- _What you have to do_: For each line below that includes the word "земельних", make a copy.

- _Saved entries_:
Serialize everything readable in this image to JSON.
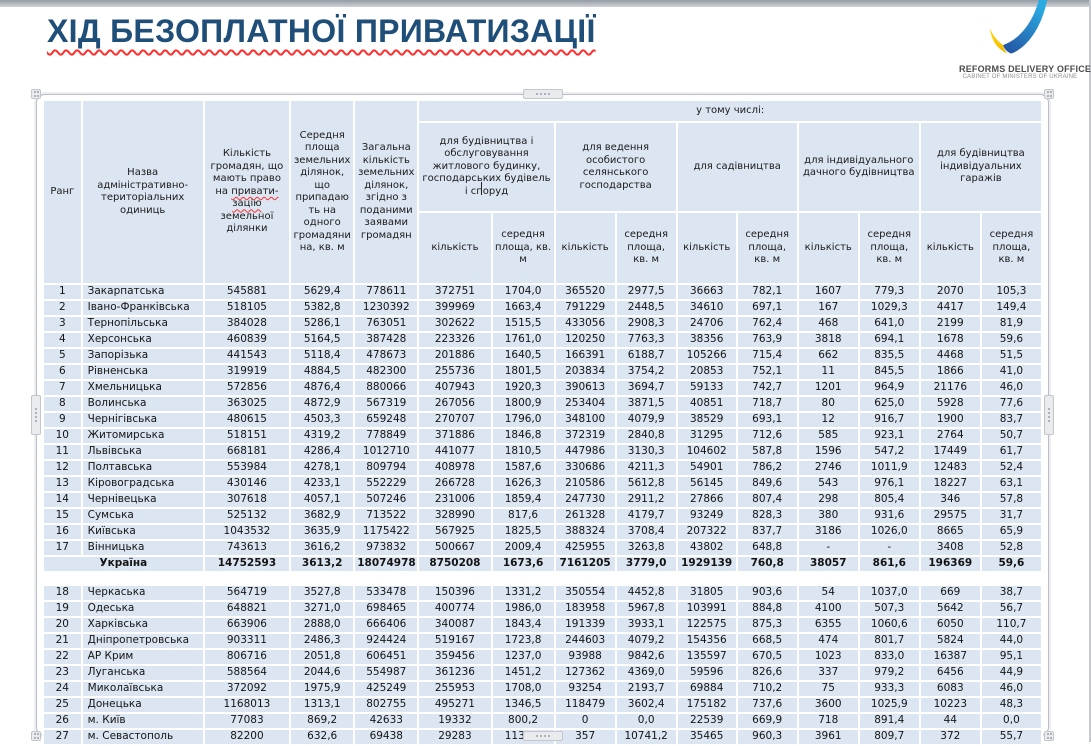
{
  "slide": {
    "title": "ХІД БЕЗОПЛАТНОЇ ПРИВАТИЗАЦІЇ"
  },
  "logo": {
    "line1": "REFORMS DELIVERY OFFICE",
    "line2": "CABINET OF MINISTERS OF UKRAINE"
  },
  "colors": {
    "title_blue": "#1f4e79",
    "cell_blue": "#dce6f2",
    "spellcheck_red": "#ff2f2f",
    "logo_blue_dark": "#2350a0",
    "logo_blue_cyan": "#2aabe2",
    "logo_yellow": "#ffd500"
  },
  "table": {
    "headers": {
      "rank": "Ранг",
      "name": "Назва адміністративно-територіальних одиниць",
      "citizens_pre": "Кількість громадян, що мають право на ",
      "citizens_wavy": "привати-зацію",
      "citizens_post": " земельної ділянки",
      "avg_area": "Середня площа земельних ділянок, що припадають на одного громадянина, кв. м",
      "total_plots": "Загальна кількість земельних ділянок, згідно з поданими заявами громадян",
      "including": "у тому числі:",
      "groups": [
        "для будівництва і обслуговування житлового будинку, господарських будівель і споруд",
        "для ведення особистого селянського господарства",
        "для садівництва",
        "для індивідуального дачного будівництва",
        "для будівництва індивідуальних гаражів"
      ],
      "sub_count": "кількість",
      "sub_area": "середня площа, кв. м"
    },
    "rows_top": [
      [
        "1",
        "Закарпатська",
        "545881",
        "5629,4",
        "778611",
        "372751",
        "1704,0",
        "365520",
        "2977,5",
        "36663",
        "782,1",
        "1607",
        "779,3",
        "2070",
        "105,3"
      ],
      [
        "2",
        "Івано-Франківська",
        "518105",
        "5382,8",
        "1230392",
        "399969",
        "1663,4",
        "791229",
        "2448,5",
        "34610",
        "697,1",
        "167",
        "1029,3",
        "4417",
        "149,4"
      ],
      [
        "3",
        "Тернопільська",
        "384028",
        "5286,1",
        "763051",
        "302622",
        "1515,5",
        "433056",
        "2908,3",
        "24706",
        "762,4",
        "468",
        "641,0",
        "2199",
        "81,9"
      ],
      [
        "4",
        "Херсонська",
        "460839",
        "5164,5",
        "387428",
        "223326",
        "1761,0",
        "120250",
        "7763,3",
        "38356",
        "763,9",
        "3818",
        "694,1",
        "1678",
        "59,6"
      ],
      [
        "5",
        "Запорізька",
        "441543",
        "5118,4",
        "478673",
        "201886",
        "1640,5",
        "166391",
        "6188,7",
        "105266",
        "715,4",
        "662",
        "835,5",
        "4468",
        "51,5"
      ],
      [
        "6",
        "Рівненська",
        "319919",
        "4884,5",
        "482300",
        "255736",
        "1801,5",
        "203834",
        "3754,2",
        "20853",
        "752,1",
        "11",
        "845,5",
        "1866",
        "41,0"
      ],
      [
        "7",
        "Хмельницька",
        "572856",
        "4876,4",
        "880066",
        "407943",
        "1920,3",
        "390613",
        "3694,7",
        "59133",
        "742,7",
        "1201",
        "964,9",
        "21176",
        "46,0"
      ],
      [
        "8",
        "Волинська",
        "363025",
        "4872,9",
        "567319",
        "267056",
        "1800,9",
        "253404",
        "3871,5",
        "40851",
        "718,7",
        "80",
        "625,0",
        "5928",
        "77,6"
      ],
      [
        "9",
        "Чернігівська",
        "480615",
        "4503,3",
        "659248",
        "270707",
        "1796,0",
        "348100",
        "4079,9",
        "38529",
        "693,1",
        "12",
        "916,7",
        "1900",
        "83,7"
      ],
      [
        "10",
        "Житомирська",
        "518151",
        "4319,2",
        "778849",
        "371886",
        "1846,8",
        "372319",
        "2840,8",
        "31295",
        "712,6",
        "585",
        "923,1",
        "2764",
        "50,7"
      ],
      [
        "11",
        "Львівська",
        "668181",
        "4286,4",
        "1012710",
        "441077",
        "1810,5",
        "447986",
        "3130,3",
        "104602",
        "587,8",
        "1596",
        "547,2",
        "17449",
        "61,7"
      ],
      [
        "12",
        "Полтавська",
        "553984",
        "4278,1",
        "809794",
        "408978",
        "1587,6",
        "330686",
        "4211,3",
        "54901",
        "786,2",
        "2746",
        "1011,9",
        "12483",
        "52,4"
      ],
      [
        "13",
        "Кіровоградська",
        "430146",
        "4233,1",
        "552229",
        "266728",
        "1626,3",
        "210586",
        "5612,8",
        "56145",
        "849,6",
        "543",
        "976,1",
        "18227",
        "63,1"
      ],
      [
        "14",
        "Чернівецька",
        "307618",
        "4057,1",
        "507246",
        "231006",
        "1859,4",
        "247730",
        "2911,2",
        "27866",
        "807,4",
        "298",
        "805,4",
        "346",
        "57,8"
      ],
      [
        "15",
        "Сумська",
        "525132",
        "3682,9",
        "713522",
        "328990",
        "817,6",
        "261328",
        "4179,7",
        "93249",
        "828,3",
        "380",
        "931,6",
        "29575",
        "31,7"
      ],
      [
        "16",
        "Київська",
        "1043532",
        "3635,9",
        "1175422",
        "567925",
        "1825,5",
        "388324",
        "3708,4",
        "207322",
        "837,7",
        "3186",
        "1026,0",
        "8665",
        "65,9"
      ],
      [
        "17",
        "Вінницька",
        "743613",
        "3616,2",
        "973832",
        "500667",
        "2009,4",
        "425955",
        "3263,8",
        "43802",
        "648,8",
        "-",
        "-",
        "3408",
        "52,8"
      ]
    ],
    "total_row": [
      "Україна",
      "14752593",
      "3613,2",
      "18074978",
      "8750208",
      "1673,6",
      "7161205",
      "3779,0",
      "1929139",
      "760,8",
      "38057",
      "861,6",
      "196369",
      "59,6"
    ],
    "rows_bottom": [
      [
        "18",
        "Черкаська",
        "564719",
        "3527,8",
        "533478",
        "150396",
        "1331,2",
        "350554",
        "4452,8",
        "31805",
        "903,6",
        "54",
        "1037,0",
        "669",
        "38,7"
      ],
      [
        "19",
        "Одеська",
        "648821",
        "3271,0",
        "698465",
        "400774",
        "1986,0",
        "183958",
        "5967,8",
        "103991",
        "884,8",
        "4100",
        "507,3",
        "5642",
        "56,7"
      ],
      [
        "20",
        "Харківська",
        "663906",
        "2888,0",
        "666406",
        "340087",
        "1843,4",
        "191339",
        "3933,1",
        "122575",
        "875,3",
        "6355",
        "1060,6",
        "6050",
        "110,7"
      ],
      [
        "21",
        "Дніпропетровська",
        "903311",
        "2486,3",
        "924424",
        "519167",
        "1723,8",
        "244603",
        "4079,2",
        "154356",
        "668,5",
        "474",
        "801,7",
        "5824",
        "44,0"
      ],
      [
        "22",
        "АР Крим",
        "806716",
        "2051,8",
        "606451",
        "359456",
        "1237,0",
        "93988",
        "9842,6",
        "135597",
        "670,5",
        "1023",
        "833,0",
        "16387",
        "95,1"
      ],
      [
        "23",
        "Луганська",
        "588564",
        "2044,6",
        "554987",
        "361236",
        "1451,2",
        "127362",
        "4369,0",
        "59596",
        "826,6",
        "337",
        "979,2",
        "6456",
        "44,9"
      ],
      [
        "24",
        "Миколаївська",
        "372092",
        "1975,9",
        "425249",
        "255953",
        "1708,0",
        "93254",
        "2193,7",
        "69884",
        "710,2",
        "75",
        "933,3",
        "6083",
        "46,0"
      ],
      [
        "25",
        "Донецька",
        "1168013",
        "1313,1",
        "802755",
        "495271",
        "1346,5",
        "118479",
        "3602,4",
        "175182",
        "737,6",
        "3600",
        "1025,9",
        "10223",
        "48,3"
      ],
      [
        "26",
        "м. Київ",
        "77083",
        "869,2",
        "42633",
        "19332",
        "800,2",
        "0",
        "0,0",
        "22539",
        "669,9",
        "718",
        "891,4",
        "44",
        "0,0"
      ],
      [
        "27",
        "м. Севастополь",
        "82200",
        "632,6",
        "69438",
        "29283",
        "1136,0",
        "357",
        "10741,2",
        "35465",
        "960,3",
        "3961",
        "809,7",
        "372",
        "55,7"
      ]
    ]
  }
}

- _Result for this task_:
      "avg_area": "Середня площа земельних ділянок, що припадають на одного громадянина, кв. м",
      "total_plots": "Загальна кількість земельних ділянок, згідно з поданими заявами громадян",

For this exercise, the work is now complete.